(Collection entries)
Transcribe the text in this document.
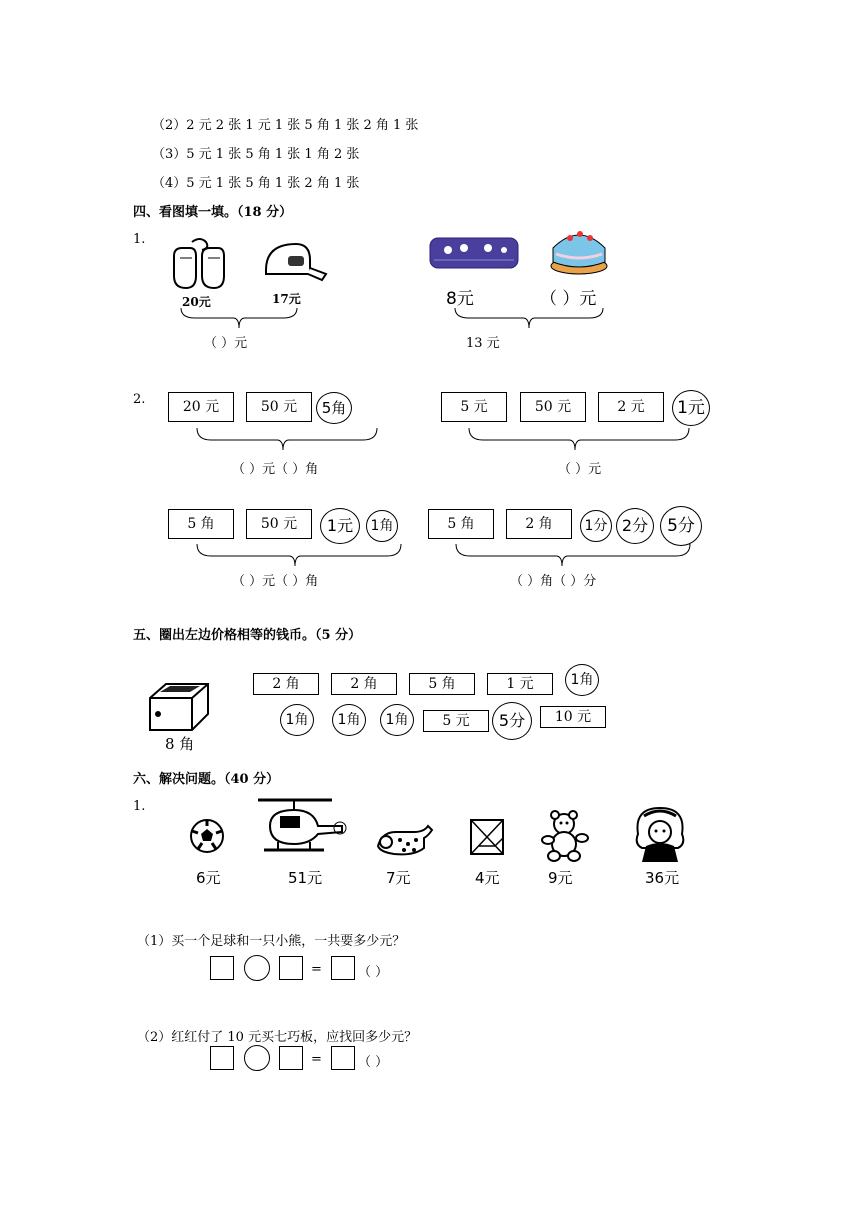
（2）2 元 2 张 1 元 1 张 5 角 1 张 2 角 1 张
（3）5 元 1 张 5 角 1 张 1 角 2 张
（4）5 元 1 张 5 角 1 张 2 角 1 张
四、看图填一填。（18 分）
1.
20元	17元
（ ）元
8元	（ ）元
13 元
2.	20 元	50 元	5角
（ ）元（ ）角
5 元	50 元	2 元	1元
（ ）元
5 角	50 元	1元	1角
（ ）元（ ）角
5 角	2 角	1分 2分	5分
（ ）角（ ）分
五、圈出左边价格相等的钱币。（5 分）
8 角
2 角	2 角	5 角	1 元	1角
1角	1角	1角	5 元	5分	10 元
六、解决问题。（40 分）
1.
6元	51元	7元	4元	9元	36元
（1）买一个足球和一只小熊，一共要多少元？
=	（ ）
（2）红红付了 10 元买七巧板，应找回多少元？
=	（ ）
==
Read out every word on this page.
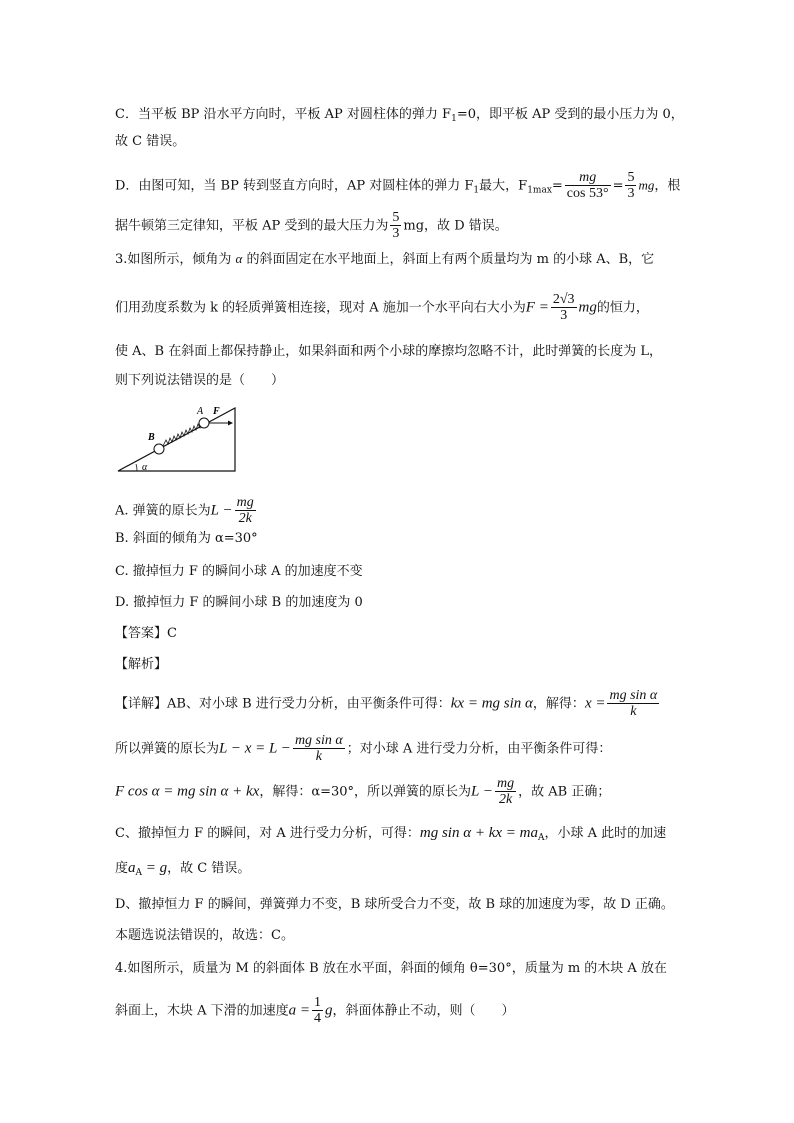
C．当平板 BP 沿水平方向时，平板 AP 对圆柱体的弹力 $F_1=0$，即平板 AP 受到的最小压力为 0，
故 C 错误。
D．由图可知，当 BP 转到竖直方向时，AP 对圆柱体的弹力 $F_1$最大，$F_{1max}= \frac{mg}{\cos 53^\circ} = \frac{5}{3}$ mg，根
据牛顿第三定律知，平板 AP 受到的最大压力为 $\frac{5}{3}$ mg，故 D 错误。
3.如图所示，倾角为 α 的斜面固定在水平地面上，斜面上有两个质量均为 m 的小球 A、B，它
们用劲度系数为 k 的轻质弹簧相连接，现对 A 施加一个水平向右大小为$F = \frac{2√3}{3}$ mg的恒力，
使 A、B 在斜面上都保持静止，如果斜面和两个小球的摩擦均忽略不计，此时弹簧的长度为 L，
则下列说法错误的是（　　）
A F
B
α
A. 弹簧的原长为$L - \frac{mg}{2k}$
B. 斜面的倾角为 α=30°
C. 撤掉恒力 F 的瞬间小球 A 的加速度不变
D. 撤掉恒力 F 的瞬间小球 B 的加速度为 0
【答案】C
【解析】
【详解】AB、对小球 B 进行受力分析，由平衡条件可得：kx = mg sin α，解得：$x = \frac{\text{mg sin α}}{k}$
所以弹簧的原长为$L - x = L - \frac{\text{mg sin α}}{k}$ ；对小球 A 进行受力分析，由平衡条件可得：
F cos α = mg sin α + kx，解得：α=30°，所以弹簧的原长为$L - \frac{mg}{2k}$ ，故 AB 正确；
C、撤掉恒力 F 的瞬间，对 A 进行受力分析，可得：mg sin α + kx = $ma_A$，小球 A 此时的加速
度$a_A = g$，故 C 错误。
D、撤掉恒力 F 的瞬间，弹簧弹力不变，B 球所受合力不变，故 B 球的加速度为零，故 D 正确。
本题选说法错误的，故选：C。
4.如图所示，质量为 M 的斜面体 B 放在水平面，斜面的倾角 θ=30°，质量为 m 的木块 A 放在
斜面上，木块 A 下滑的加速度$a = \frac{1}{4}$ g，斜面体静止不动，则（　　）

| Goal of the exercise |
State the number of lines above that hold the string "进行受力分析", with nothing added.

| Response to the exercise |
3